WHAT YOU NEED TO DO: Every line of the material is to be quoted verbatim, minus the pictures.

EXTRACTED MATERIAL:
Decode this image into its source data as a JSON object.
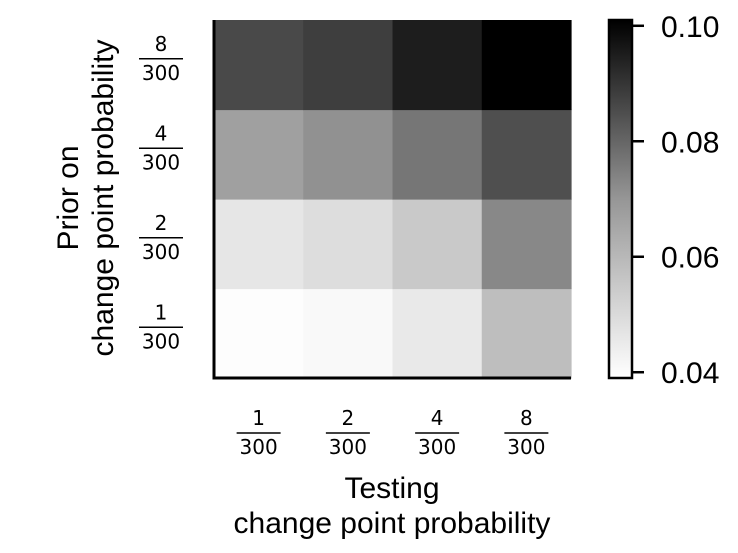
{
  "chart_data": {
    "type": "heatmap",
    "title": "",
    "xlabel": [
      "Testing",
      "change point probability"
    ],
    "ylabel": [
      "Prior on",
      "change point probability"
    ],
    "x_categories": [
      {
        "num": "1",
        "den": "300"
      },
      {
        "num": "2",
        "den": "300"
      },
      {
        "num": "4",
        "den": "300"
      },
      {
        "num": "8",
        "den": "300"
      }
    ],
    "y_categories": [
      {
        "num": "1",
        "den": "300"
      },
      {
        "num": "2",
        "den": "300"
      },
      {
        "num": "4",
        "den": "300"
      },
      {
        "num": "8",
        "den": "300"
      }
    ],
    "values": [
      [
        0.04,
        0.042,
        0.049,
        0.062
      ],
      [
        0.05,
        0.053,
        0.059,
        0.073
      ],
      [
        0.068,
        0.071,
        0.077,
        0.086
      ],
      [
        0.087,
        0.089,
        0.095,
        0.101
      ]
    ],
    "colorbar": {
      "range": [
        0.039,
        0.101
      ],
      "ticks": [
        0.04,
        0.06,
        0.08,
        0.1
      ],
      "tick_labels": [
        "0.04",
        "0.06",
        "0.08",
        "0.10"
      ],
      "colormap": "Greys",
      "low_color": "#ffffff",
      "high_color": "#000000"
    },
    "grid": false
  }
}
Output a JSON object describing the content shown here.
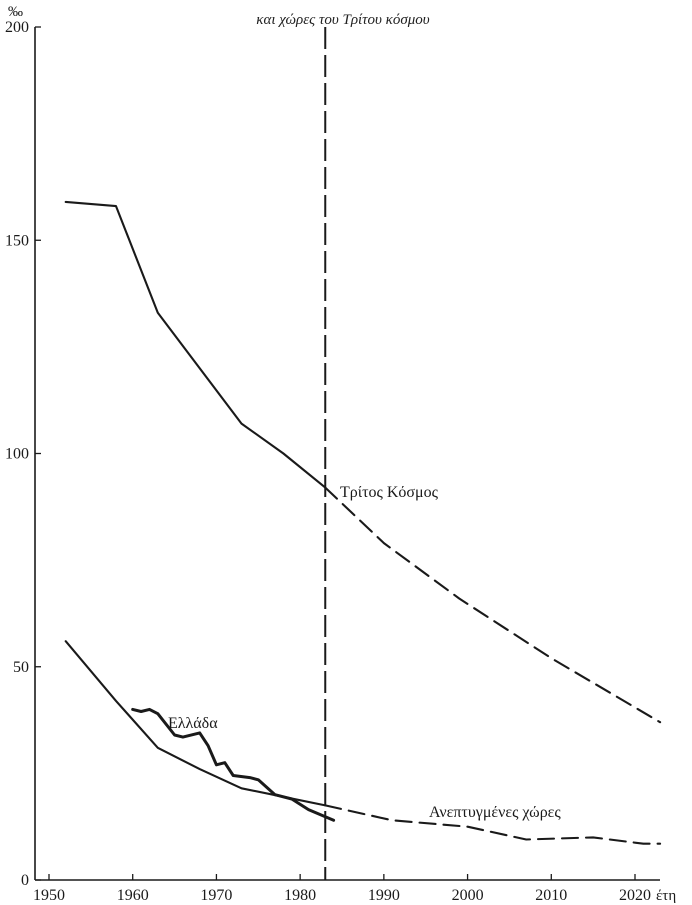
{
  "chart_data": {
    "type": "line",
    "subtitle": "και χώρες του Τρίτου κόσμου",
    "ylabel": "‰",
    "xlabel": "έτη",
    "xlim": [
      1950,
      2024
    ],
    "ylim": [
      0,
      200
    ],
    "x_ticks": [
      1950,
      1960,
      1970,
      1980,
      1990,
      2000,
      2010,
      2020
    ],
    "y_ticks": [
      0,
      50,
      100,
      150,
      200
    ],
    "projection_start_year": 1983,
    "series": [
      {
        "name": "Τρίτος Κόσμος",
        "observed": [
          [
            1952,
            159
          ],
          [
            1958,
            158
          ],
          [
            1963,
            133
          ],
          [
            1973,
            107
          ],
          [
            1978,
            100
          ],
          [
            1983,
            92
          ]
        ],
        "projected": [
          [
            1983,
            92
          ],
          [
            1990,
            79
          ],
          [
            1999,
            66
          ],
          [
            2010,
            52
          ],
          [
            2023,
            37
          ]
        ]
      },
      {
        "name": "Ανεπτυγμένες χώρες",
        "observed": [
          [
            1952,
            56
          ],
          [
            1958,
            42
          ],
          [
            1963,
            31
          ],
          [
            1968,
            26
          ],
          [
            1973,
            21.5
          ],
          [
            1978,
            19.5
          ],
          [
            1983,
            17.5
          ]
        ],
        "projected": [
          [
            1983,
            17.5
          ],
          [
            1991,
            14
          ],
          [
            2000,
            12.5
          ],
          [
            2007,
            9.5
          ],
          [
            2015,
            10
          ],
          [
            2021,
            8.5
          ],
          [
            2023,
            8.5
          ]
        ]
      },
      {
        "name": "Ελλάδα",
        "observed": [
          [
            1960,
            40
          ],
          [
            1961,
            39.5
          ],
          [
            1962,
            40
          ],
          [
            1963,
            39
          ],
          [
            1965,
            34
          ],
          [
            1966,
            33.5
          ],
          [
            1968,
            34.5
          ],
          [
            1969,
            31.5
          ],
          [
            1970,
            27
          ],
          [
            1971,
            27.5
          ],
          [
            1972,
            24.5
          ],
          [
            1974,
            24
          ],
          [
            1975,
            23.5
          ],
          [
            1977,
            20
          ],
          [
            1979,
            19
          ],
          [
            1981,
            16.5
          ],
          [
            1984,
            14
          ]
        ],
        "projected": []
      }
    ]
  }
}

RESULT OF THE EXERCISE:
Decode this image into its source data as a JSON object.
{
  "chart_data": {
    "type": "heatmap",
    "title": "",
    "xlabel": [
      "Testing",
      "change point probability"
    ],
    "ylabel": [
      "Prior on",
      "change point probability"
    ],
    "x_categories": [
      {
        "num": "1",
        "den": "300"
      },
      {
        "num": "2",
        "den": "300"
      },
      {
        "num": "4",
        "den": "300"
      },
      {
        "num": "8",
        "den": "300"
      }
    ],
    "y_categories": [
      {
        "num": "1",
        "den": "300"
      },
      {
        "num": "2",
        "den": "300"
      },
      {
        "num": "4",
        "den": "300"
      },
      {
        "num": "8",
        "den": "300"
      }
    ],
    "values": [
      [
        0.04,
        0.042,
        0.049,
        0.062
      ],
      [
        0.05,
        0.053,
        0.059,
        0.073
      ],
      [
        0.068,
        0.071,
        0.077,
        0.086
      ],
      [
        0.087,
        0.089,
        0.095,
        0.101
      ]
    ],
    "colorbar": {
      "range": [
        0.039,
        0.101
      ],
      "ticks": [
        0.04,
        0.06,
        0.08,
        0.1
      ],
      "tick_labels": [
        "0.04",
        "0.06",
        "0.08",
        "0.10"
      ],
      "colormap": "Greys",
      "low_color": "#ffffff",
      "high_color": "#000000"
    },
    "grid": false
  }
}
Output a JSON object describing the content shown here.
{
  "chart_data": {
    "type": "line",
    "subtitle": "και χώρες του Τρίτου κόσμου",
    "ylabel": "‰",
    "xlabel": "έτη",
    "xlim": [
      1950,
      2024
    ],
    "ylim": [
      0,
      200
    ],
    "x_ticks": [
      1950,
      1960,
      1970,
      1980,
      1990,
      2000,
      2010,
      2020
    ],
    "y_ticks": [
      0,
      50,
      100,
      150,
      200
    ],
    "projection_start_year": 1983,
    "series": [
      {
        "name": "Τρίτος Κόσμος",
        "observed": [
          [
            1952,
            159
          ],
          [
            1958,
            158
          ],
          [
            1963,
            133
          ],
          [
            1973,
            107
          ],
          [
            1978,
            100
          ],
          [
            1983,
            92
          ]
        ],
        "projected": [
          [
            1983,
            92
          ],
          [
            1990,
            79
          ],
          [
            1999,
            66
          ],
          [
            2010,
            52
          ],
          [
            2023,
            37
          ]
        ]
      },
      {
        "name": "Ανεπτυγμένες χώρες",
        "observed": [
          [
            1952,
            56
          ],
          [
            1958,
            42
          ],
          [
            1963,
            31
          ],
          [
            1968,
            26
          ],
          [
            1973,
            21.5
          ],
          [
            1978,
            19.5
          ],
          [
            1983,
            17.5
          ]
        ],
        "projected": [
          [
            1983,
            17.5
          ],
          [
            1991,
            14
          ],
          [
            2000,
            12.5
          ],
          [
            2007,
            9.5
          ],
          [
            2015,
            10
          ],
          [
            2021,
            8.5
          ],
          [
            2023,
            8.5
          ]
        ]
      },
      {
        "name": "Ελλάδα",
        "observed": [
          [
            1960,
            40
          ],
          [
            1961,
            39.5
          ],
          [
            1962,
            40
          ],
          [
            1963,
            39
          ],
          [
            1965,
            34
          ],
          [
            1966,
            33.5
          ],
          [
            1968,
            34.5
          ],
          [
            1969,
            31.5
          ],
          [
            1970,
            27
          ],
          [
            1971,
            27.5
          ],
          [
            1972,
            24.5
          ],
          [
            1974,
            24
          ],
          [
            1975,
            23.5
          ],
          [
            1977,
            20
          ],
          [
            1979,
            19
          ],
          [
            1981,
            16.5
          ],
          [
            1984,
            14
          ]
        ],
        "projected": []
      }
    ]
  }
}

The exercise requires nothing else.